Collected data
____

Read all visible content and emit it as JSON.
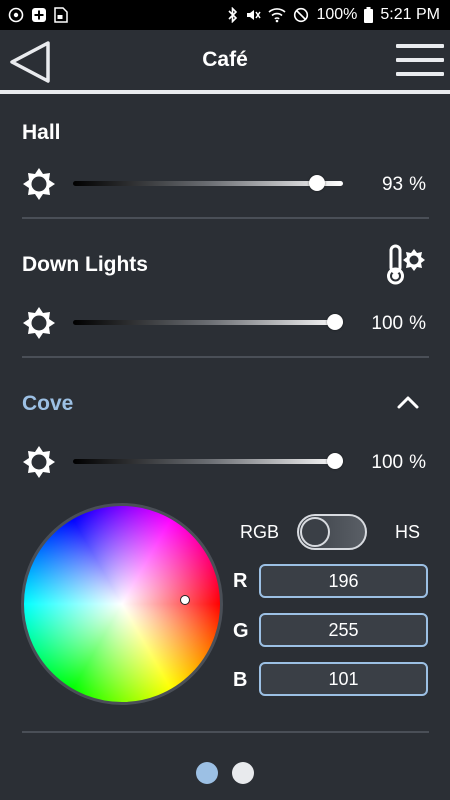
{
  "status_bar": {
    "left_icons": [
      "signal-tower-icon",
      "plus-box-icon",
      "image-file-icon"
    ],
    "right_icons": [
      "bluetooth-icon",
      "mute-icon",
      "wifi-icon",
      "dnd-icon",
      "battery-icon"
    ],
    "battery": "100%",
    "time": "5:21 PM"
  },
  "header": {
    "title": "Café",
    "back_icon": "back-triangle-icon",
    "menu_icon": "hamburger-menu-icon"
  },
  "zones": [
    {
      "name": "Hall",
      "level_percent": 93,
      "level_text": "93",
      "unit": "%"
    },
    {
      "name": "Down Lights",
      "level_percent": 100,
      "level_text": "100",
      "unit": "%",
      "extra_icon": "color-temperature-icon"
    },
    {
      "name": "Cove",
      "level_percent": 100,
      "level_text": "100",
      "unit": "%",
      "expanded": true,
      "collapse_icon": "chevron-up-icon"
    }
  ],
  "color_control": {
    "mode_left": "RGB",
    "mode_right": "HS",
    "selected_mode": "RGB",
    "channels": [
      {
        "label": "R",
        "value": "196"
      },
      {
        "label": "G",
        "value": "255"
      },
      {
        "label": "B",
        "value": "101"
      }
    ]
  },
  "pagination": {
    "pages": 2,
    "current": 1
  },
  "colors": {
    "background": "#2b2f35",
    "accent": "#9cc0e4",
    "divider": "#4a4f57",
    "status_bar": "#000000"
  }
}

____

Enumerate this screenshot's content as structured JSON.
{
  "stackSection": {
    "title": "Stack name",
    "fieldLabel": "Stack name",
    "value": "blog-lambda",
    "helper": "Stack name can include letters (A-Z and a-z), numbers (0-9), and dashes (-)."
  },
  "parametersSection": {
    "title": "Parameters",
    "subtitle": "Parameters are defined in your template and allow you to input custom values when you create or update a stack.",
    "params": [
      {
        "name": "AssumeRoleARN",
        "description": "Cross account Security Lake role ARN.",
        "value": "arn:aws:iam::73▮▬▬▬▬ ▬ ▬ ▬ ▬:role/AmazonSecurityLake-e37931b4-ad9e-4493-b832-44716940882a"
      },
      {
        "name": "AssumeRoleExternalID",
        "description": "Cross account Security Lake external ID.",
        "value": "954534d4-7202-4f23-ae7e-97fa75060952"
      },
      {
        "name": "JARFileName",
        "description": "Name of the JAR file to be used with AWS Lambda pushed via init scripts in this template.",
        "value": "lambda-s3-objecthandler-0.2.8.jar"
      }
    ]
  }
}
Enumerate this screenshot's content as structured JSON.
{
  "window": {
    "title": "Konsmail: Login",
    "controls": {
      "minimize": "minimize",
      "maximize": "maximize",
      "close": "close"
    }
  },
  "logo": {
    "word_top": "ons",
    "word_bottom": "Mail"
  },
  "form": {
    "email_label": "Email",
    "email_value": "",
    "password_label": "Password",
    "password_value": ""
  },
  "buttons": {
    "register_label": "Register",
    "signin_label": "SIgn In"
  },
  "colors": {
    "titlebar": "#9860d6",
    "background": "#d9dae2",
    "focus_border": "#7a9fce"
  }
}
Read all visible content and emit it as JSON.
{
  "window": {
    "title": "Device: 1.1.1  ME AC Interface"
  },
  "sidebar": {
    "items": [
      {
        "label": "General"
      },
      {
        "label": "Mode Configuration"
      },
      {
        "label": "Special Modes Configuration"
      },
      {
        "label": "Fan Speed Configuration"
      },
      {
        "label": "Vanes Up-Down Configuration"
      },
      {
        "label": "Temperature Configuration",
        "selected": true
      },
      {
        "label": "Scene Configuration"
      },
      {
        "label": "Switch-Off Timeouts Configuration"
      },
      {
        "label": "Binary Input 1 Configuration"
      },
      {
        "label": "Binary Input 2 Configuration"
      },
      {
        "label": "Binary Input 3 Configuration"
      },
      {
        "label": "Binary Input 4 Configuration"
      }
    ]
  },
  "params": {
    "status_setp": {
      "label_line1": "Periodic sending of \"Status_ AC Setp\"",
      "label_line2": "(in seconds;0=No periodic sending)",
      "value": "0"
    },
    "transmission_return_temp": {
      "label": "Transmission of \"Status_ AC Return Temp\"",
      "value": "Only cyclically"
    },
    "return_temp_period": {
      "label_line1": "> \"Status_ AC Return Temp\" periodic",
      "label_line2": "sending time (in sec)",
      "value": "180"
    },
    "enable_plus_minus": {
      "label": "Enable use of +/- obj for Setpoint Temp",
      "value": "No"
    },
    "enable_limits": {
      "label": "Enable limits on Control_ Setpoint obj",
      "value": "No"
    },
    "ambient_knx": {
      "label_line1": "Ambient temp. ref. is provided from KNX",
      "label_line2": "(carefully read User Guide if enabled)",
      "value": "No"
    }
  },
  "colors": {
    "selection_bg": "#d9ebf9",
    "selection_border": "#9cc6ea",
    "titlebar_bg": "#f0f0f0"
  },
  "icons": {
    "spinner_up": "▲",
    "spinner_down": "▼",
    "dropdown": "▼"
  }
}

____

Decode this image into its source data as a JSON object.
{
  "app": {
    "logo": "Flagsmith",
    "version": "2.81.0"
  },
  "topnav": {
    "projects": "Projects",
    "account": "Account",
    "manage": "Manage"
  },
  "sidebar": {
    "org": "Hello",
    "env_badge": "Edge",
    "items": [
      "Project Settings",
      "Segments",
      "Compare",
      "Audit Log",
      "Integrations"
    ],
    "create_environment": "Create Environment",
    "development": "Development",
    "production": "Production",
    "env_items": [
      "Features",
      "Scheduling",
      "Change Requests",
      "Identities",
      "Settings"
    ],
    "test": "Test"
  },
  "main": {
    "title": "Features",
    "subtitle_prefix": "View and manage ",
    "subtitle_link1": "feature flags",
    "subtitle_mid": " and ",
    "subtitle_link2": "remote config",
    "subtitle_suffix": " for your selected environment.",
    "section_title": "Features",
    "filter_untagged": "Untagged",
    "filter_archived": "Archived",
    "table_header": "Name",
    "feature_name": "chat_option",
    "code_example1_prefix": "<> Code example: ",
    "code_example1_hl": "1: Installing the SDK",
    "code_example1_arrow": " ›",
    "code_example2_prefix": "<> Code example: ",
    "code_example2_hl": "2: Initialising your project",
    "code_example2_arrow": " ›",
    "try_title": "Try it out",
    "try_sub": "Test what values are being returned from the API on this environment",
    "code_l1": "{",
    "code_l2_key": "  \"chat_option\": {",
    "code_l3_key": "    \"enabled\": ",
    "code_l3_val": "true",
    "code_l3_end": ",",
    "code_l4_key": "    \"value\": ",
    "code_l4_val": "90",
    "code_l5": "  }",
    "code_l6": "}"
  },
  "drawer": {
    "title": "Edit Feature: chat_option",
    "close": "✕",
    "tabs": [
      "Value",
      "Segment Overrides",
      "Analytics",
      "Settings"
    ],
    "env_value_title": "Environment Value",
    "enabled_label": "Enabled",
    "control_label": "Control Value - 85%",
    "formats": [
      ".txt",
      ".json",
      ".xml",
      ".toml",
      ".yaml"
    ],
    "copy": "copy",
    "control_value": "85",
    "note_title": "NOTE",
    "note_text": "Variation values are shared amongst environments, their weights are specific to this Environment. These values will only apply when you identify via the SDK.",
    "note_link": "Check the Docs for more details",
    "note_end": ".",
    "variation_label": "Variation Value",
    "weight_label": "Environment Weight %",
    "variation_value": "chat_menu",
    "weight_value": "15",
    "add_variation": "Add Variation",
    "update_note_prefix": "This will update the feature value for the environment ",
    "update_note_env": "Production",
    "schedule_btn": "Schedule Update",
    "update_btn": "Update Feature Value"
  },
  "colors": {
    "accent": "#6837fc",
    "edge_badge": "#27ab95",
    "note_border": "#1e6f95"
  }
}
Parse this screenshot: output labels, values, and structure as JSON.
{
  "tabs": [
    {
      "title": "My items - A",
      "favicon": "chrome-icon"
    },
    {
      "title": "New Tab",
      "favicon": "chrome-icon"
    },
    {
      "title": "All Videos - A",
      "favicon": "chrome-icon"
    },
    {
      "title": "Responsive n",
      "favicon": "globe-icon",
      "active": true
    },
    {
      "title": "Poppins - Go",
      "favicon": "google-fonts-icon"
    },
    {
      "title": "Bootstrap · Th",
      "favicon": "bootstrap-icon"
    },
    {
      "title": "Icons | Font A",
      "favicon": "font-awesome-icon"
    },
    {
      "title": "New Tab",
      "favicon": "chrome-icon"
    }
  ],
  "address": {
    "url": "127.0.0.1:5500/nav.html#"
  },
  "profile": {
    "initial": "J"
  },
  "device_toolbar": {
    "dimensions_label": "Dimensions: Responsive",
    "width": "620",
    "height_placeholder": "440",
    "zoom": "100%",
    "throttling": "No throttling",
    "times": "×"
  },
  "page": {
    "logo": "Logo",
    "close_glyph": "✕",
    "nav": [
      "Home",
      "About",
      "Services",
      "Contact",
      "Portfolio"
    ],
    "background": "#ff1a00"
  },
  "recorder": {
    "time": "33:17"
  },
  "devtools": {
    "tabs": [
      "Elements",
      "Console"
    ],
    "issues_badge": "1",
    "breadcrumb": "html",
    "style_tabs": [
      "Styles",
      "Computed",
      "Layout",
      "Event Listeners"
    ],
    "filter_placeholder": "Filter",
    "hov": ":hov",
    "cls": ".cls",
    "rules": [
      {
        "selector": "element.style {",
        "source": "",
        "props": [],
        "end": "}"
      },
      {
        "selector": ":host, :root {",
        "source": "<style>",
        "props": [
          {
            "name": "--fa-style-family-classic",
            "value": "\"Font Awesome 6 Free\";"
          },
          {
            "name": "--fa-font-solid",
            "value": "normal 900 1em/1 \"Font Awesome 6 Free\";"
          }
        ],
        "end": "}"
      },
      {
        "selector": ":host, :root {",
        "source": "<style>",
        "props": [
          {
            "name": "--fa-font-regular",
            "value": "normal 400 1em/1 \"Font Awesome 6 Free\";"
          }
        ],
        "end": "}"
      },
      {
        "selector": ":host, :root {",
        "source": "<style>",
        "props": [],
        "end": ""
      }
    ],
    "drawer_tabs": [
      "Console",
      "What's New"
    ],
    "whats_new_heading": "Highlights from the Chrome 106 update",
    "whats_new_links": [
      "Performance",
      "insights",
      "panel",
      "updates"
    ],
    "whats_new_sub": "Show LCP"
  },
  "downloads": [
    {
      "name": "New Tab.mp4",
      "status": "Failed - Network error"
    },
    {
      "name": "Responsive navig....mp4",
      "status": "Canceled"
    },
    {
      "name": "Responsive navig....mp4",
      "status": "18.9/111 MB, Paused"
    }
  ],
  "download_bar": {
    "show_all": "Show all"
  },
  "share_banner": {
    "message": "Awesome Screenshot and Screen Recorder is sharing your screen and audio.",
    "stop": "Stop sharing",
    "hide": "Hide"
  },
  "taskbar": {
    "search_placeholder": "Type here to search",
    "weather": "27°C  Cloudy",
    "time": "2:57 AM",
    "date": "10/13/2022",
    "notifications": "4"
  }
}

____

Stated problem | Using the listing, collect all lines in which the string "html" is found.

Answer below |
    "url": "127.0.0.1:5500/nav.html#"
    "breadcrumb": "html",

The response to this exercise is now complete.